[Recorded data]
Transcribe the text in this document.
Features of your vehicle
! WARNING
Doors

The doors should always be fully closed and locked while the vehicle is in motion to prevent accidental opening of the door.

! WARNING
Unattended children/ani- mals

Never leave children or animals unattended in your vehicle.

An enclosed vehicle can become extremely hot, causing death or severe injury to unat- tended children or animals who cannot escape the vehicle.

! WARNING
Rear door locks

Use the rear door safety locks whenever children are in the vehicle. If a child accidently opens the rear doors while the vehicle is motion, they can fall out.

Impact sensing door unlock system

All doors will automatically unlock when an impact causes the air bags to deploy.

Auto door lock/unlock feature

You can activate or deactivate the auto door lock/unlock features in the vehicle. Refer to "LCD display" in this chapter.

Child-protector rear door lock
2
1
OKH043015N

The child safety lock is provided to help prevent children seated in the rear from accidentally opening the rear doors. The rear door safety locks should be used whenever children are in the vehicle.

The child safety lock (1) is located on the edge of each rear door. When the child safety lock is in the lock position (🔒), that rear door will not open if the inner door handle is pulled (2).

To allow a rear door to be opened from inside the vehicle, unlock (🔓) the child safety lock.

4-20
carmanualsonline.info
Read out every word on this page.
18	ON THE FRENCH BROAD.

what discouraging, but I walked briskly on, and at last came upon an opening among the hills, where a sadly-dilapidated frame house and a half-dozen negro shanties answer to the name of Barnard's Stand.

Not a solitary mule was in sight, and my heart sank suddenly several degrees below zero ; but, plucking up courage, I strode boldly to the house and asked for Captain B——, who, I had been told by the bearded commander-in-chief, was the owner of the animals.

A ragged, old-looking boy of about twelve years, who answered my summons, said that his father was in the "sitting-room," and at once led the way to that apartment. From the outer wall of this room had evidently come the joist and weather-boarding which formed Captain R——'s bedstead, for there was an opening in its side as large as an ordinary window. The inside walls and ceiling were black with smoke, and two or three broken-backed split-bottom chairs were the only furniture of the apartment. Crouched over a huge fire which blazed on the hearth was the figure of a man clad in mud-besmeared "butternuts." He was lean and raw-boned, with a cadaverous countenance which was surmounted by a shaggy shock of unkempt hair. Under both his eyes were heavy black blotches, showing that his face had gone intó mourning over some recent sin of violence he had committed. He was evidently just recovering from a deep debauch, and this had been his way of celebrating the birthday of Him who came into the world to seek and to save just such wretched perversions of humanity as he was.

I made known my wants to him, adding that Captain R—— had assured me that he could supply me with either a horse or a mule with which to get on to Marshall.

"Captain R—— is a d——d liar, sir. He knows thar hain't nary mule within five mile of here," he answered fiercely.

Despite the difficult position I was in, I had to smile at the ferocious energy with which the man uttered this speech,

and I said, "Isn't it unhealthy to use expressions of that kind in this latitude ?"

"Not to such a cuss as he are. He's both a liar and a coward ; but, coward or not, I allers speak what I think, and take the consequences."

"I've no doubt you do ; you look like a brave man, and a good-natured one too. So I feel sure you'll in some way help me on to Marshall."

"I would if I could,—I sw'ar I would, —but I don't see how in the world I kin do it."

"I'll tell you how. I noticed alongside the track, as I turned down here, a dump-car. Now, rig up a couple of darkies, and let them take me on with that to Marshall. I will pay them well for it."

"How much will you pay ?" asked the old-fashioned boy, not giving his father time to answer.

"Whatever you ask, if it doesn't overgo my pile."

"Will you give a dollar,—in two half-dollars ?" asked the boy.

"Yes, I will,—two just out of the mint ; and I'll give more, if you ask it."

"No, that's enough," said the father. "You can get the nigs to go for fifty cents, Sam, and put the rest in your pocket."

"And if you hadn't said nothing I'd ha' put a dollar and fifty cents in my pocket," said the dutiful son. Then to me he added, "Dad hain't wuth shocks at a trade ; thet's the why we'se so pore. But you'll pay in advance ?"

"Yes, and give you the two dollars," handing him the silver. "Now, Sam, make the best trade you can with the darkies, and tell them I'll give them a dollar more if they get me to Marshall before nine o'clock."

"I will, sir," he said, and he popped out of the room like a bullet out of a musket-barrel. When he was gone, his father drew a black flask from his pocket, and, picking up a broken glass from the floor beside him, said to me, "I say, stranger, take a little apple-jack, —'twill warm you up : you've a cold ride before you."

WHAT IS NEEDED :: All of the entries need to be reproduced exactly; please write them out.

ANSWER TO THIS EXERCISE ::
Transcribe the text in this document.
Features of your vehicle
! WARNING
Doors

The doors should always be fully closed and locked while the vehicle is in motion to prevent accidental opening of the door.

! WARNING
Unattended children/ani- mals

Never leave children or animals unattended in your vehicle.

An enclosed vehicle can become extremely hot, causing death or severe injury to unat- tended children or animals who cannot escape the vehicle.

! WARNING
Rear door locks

Use the rear door safety locks whenever children are in the vehicle. If a child accidently opens the rear doors while the vehicle is motion, they can fall out.

Impact sensing door unlock system

All doors will automatically unlock when an impact causes the air bags to deploy.

Auto door lock/unlock feature

You can activate or deactivate the auto door lock/unlock features in the vehicle. Refer to "LCD display" in this chapter.

Child-protector rear door lock
2
1
OKH043015N

The child safety lock is provided to help prevent children seated in the rear from accidentally opening the rear doors. The rear door safety locks should be used whenever children are in the vehicle.

The child safety lock (1) is located on the edge of each rear door. When the child safety lock is in the lock position (🔒), that rear door will not open if the inner door handle is pulled (2).

To allow a rear door to be opened from inside the vehicle, unlock (🔓) the child safety lock.

4-20
carmanualsonline.info
Read out every word on this page.
18	ON THE FRENCH BROAD.

what discouraging, but I walked briskly on, and at last came upon an opening among the hills, where a sadly-dilapidated frame house and a half-dozen negro shanties answer to the name of Barnard's Stand.

Not a solitary mule was in sight, and my heart sank suddenly several degrees below zero ; but, plucking up courage, I strode boldly to the house and asked for Captain B——, who, I had been told by the bearded commander-in-chief, was the owner of the animals.

A ragged, old-looking boy of about twelve years, who answered my summons, said that his father was in the "sitting-room," and at once led the way to that apartment. From the outer wall of this room had evidently come the joist and weather-boarding which formed Captain R——'s bedstead, for there was an opening in its side as large as an ordinary window. The inside walls and ceiling were black with smoke, and two or three broken-backed split-bottom chairs were the only furniture of the apartment. Crouched over a huge fire which blazed on the hearth was the figure of a man clad in mud-besmeared "butternuts." He was lean and raw-boned, with a cadaverous countenance which was surmounted by a shaggy shock of unkempt hair. Under both his eyes were heavy black blotches, showing that his face had gone intó mourning over some recent sin of violence he had committed. He was evidently just recovering from a deep debauch, and this had been his way of celebrating the birthday of Him who came into the world to seek and to save just such wretched perversions of humanity as he was.

I made known my wants to him, adding that Captain R—— had assured me that he could supply me with either a horse or a mule with which to get on to Marshall.

"Captain R—— is a d——d liar, sir. He knows thar hain't nary mule within five mile of here," he answered fiercely.

Despite the difficult position I was in, I had to smile at the ferocious energy with which the man uttered this speech,

and I said, "Isn't it unhealthy to use expressions of that kind in this latitude ?"

"Not to such a cuss as he are. He's both a liar and a coward ; but, coward or not, I allers speak what I think, and take the consequences."

"I've no doubt you do ; you look like a brave man, and a good-natured one too. So I feel sure you'll in some way help me on to Marshall."

"I would if I could,—I sw'ar I would, —but I don't see how in the world I kin do it."

"I'll tell you how. I noticed alongside the track, as I turned down here, a dump-car. Now, rig up a couple of darkies, and let them take me on with that to Marshall. I will pay them well for it."

"How much will you pay ?" asked the old-fashioned boy, not giving his father time to answer.

"Whatever you ask, if it doesn't overgo my pile."

"Will you give a dollar,—in two half-dollars ?" asked the boy.

"Yes, I will,—two just out of the mint ; and I'll give more, if you ask it."

"No, that's enough," said the father. "You can get the nigs to go for fifty cents, Sam, and put the rest in your pocket."

"And if you hadn't said nothing I'd ha' put a dollar and fifty cents in my pocket," said the dutiful son. Then to me he added, "Dad hain't wuth shocks at a trade ; thet's the why we'se so pore. But you'll pay in advance ?"

"Yes, and give you the two dollars," handing him the silver. "Now, Sam, make the best trade you can with the darkies, and tell them I'll give them a dollar more if they get me to Marshall before nine o'clock."

"I will, sir," he said, and he popped out of the room like a bullet out of a musket-barrel. When he was gone, his father drew a black flask from his pocket, and, picking up a broken glass from the floor beside him, said to me, "I say, stranger, take a little apple-jack, —'twill warm you up : you've a cold ride before you."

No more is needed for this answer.